*TASK BRIEF:* Find every line in the records below that holds the word "Before", and copy it out.

*DATA EXCERPTS:*
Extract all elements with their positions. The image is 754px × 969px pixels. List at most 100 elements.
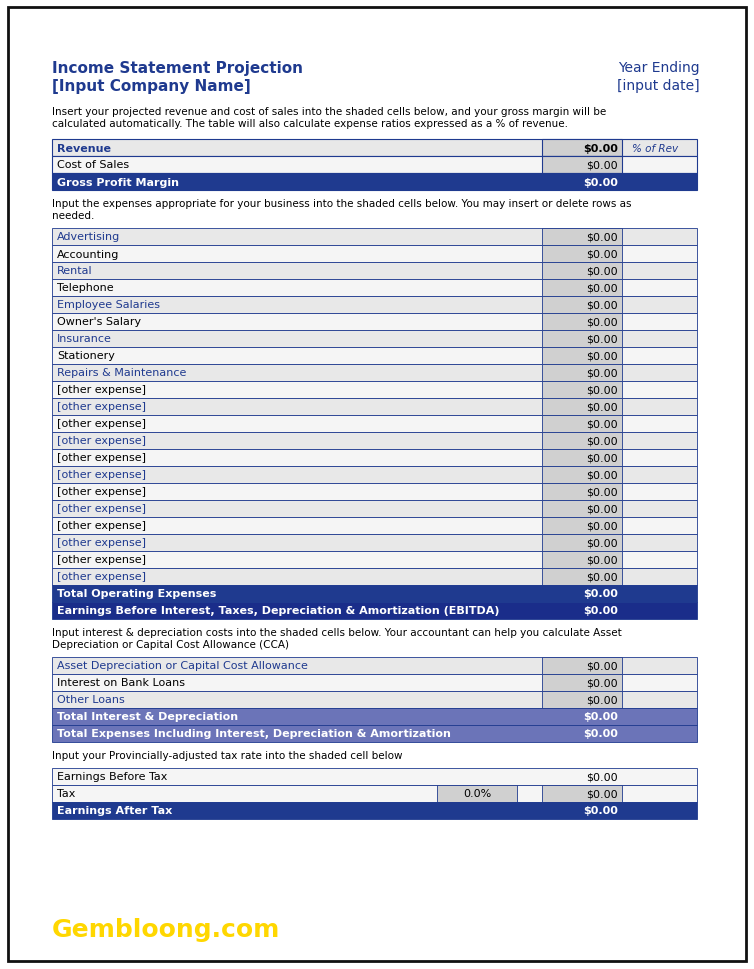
Text: Input interest & depreciation costs into the shaded cells below. Your accountant: Input interest & depreciation costs into… <box>52 627 622 649</box>
Text: $0.00: $0.00 <box>587 160 618 171</box>
Bar <box>542 157 622 173</box>
Text: Rental: Rental <box>57 266 93 276</box>
Text: [other expense]: [other expense] <box>57 453 146 463</box>
Text: $0.00: $0.00 <box>587 436 618 446</box>
Text: $0.00: $0.00 <box>587 249 618 260</box>
Text: [input date]: [input date] <box>618 78 700 93</box>
Bar <box>542 551 622 569</box>
Text: $0.00: $0.00 <box>587 538 618 547</box>
Text: [other expense]: [other expense] <box>57 436 146 446</box>
Text: Interest on Bank Loans: Interest on Bank Loans <box>57 677 185 688</box>
Text: $0.00: $0.00 <box>587 677 618 688</box>
Text: % of Rev: % of Rev <box>632 143 678 153</box>
Text: Total Operating Expenses: Total Operating Expenses <box>57 589 216 599</box>
Text: $0.00: $0.00 <box>587 402 618 412</box>
Bar <box>542 517 622 535</box>
Text: $0.00: $0.00 <box>583 589 618 599</box>
Text: [other expense]: [other expense] <box>57 572 146 582</box>
Text: Earnings Before Tax: Earnings Before Tax <box>57 771 167 782</box>
Bar <box>542 785 622 802</box>
Bar <box>542 348 622 364</box>
Text: $0.00: $0.00 <box>587 419 618 429</box>
Bar <box>52 802 697 819</box>
Bar <box>52 785 697 802</box>
Text: $0.00: $0.00 <box>587 233 618 242</box>
Text: [other expense]: [other expense] <box>57 521 146 531</box>
Bar <box>52 500 697 517</box>
Bar <box>52 450 697 466</box>
Bar <box>52 246 697 263</box>
Text: Advertising: Advertising <box>57 233 120 242</box>
Text: $0.00: $0.00 <box>587 266 618 276</box>
Text: Accounting: Accounting <box>57 249 119 260</box>
Bar <box>52 569 697 585</box>
Text: 0.0%: 0.0% <box>463 789 491 798</box>
Text: [other expense]: [other expense] <box>57 385 146 395</box>
Text: $0.00: $0.00 <box>587 283 618 294</box>
Bar <box>542 569 622 585</box>
Bar <box>542 297 622 314</box>
Text: $0.00: $0.00 <box>583 712 618 722</box>
Bar <box>52 466 697 484</box>
Bar <box>52 398 697 416</box>
Text: $0.00: $0.00 <box>587 695 618 704</box>
Bar <box>52 551 697 569</box>
Text: $0.00: $0.00 <box>587 521 618 531</box>
Bar <box>52 280 697 297</box>
Bar <box>542 263 622 280</box>
Text: $0.00: $0.00 <box>587 317 618 328</box>
Bar <box>542 450 622 466</box>
Text: $0.00: $0.00 <box>583 606 618 616</box>
Text: $0.00: $0.00 <box>587 300 618 310</box>
Text: Telephone: Telephone <box>57 283 114 294</box>
Bar <box>52 674 697 691</box>
Bar <box>542 280 622 297</box>
Text: $0.00: $0.00 <box>587 555 618 565</box>
Text: Repairs & Maintenance: Repairs & Maintenance <box>57 368 186 378</box>
Text: Earnings Before Interest, Taxes, Depreciation & Amortization (EBITDA): Earnings Before Interest, Taxes, Depreci… <box>57 606 499 616</box>
Bar <box>52 364 697 382</box>
Text: [other expense]: [other expense] <box>57 555 146 565</box>
Text: Gembloong.com: Gembloong.com <box>52 917 280 941</box>
Bar <box>542 330 622 348</box>
Bar <box>52 416 697 432</box>
Text: Earnings After Tax: Earnings After Tax <box>57 805 172 816</box>
Bar <box>52 348 697 364</box>
Text: $0.00: $0.00 <box>583 729 618 738</box>
Bar <box>542 398 622 416</box>
Bar <box>52 432 697 450</box>
Text: Owner's Salary: Owner's Salary <box>57 317 141 328</box>
Text: [other expense]: [other expense] <box>57 504 146 514</box>
Bar <box>542 691 622 708</box>
Text: $0.00: $0.00 <box>587 385 618 395</box>
Bar <box>542 432 622 450</box>
Text: $0.00: $0.00 <box>587 504 618 514</box>
Bar <box>542 382 622 398</box>
Text: $0.00: $0.00 <box>587 771 618 782</box>
Bar <box>542 364 622 382</box>
Text: $0.00: $0.00 <box>587 334 618 344</box>
Bar <box>542 246 622 263</box>
Bar <box>52 657 697 674</box>
Text: Insert your projected revenue and cost of sales into the shaded cells below, and: Insert your projected revenue and cost o… <box>52 107 606 129</box>
Text: $0.00: $0.00 <box>583 143 618 153</box>
Bar <box>542 229 622 246</box>
Text: Asset Depreciation or Capital Cost Allowance: Asset Depreciation or Capital Cost Allow… <box>57 661 308 671</box>
Text: Input your Provincially-adjusted tax rate into the shaded cell below: Input your Provincially-adjusted tax rat… <box>52 750 403 761</box>
Text: $0.00: $0.00 <box>587 470 618 480</box>
Bar <box>52 585 697 603</box>
Text: $0.00: $0.00 <box>587 487 618 497</box>
Bar <box>52 173 697 191</box>
Text: Year Ending: Year Ending <box>618 61 700 75</box>
Text: $0.00: $0.00 <box>583 177 618 187</box>
Text: Revenue: Revenue <box>57 143 111 153</box>
Bar <box>52 725 697 742</box>
Bar <box>437 785 517 802</box>
Text: [other expense]: [other expense] <box>57 402 146 412</box>
Bar <box>542 674 622 691</box>
Bar <box>52 263 697 280</box>
Bar <box>542 535 622 551</box>
Bar <box>52 603 697 619</box>
Text: $0.00: $0.00 <box>587 789 618 798</box>
Text: [other expense]: [other expense] <box>57 487 146 497</box>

*RESULT OF THE EXERCISE:*
Text: Earnings Before Tax: Earnings Before Tax <box>57 771 167 782</box>
Text: Earnings Before Interest, Taxes, Depreciation & Amortization (EBITDA): Earnings Before Interest, Taxes, Depreci… <box>57 606 499 616</box>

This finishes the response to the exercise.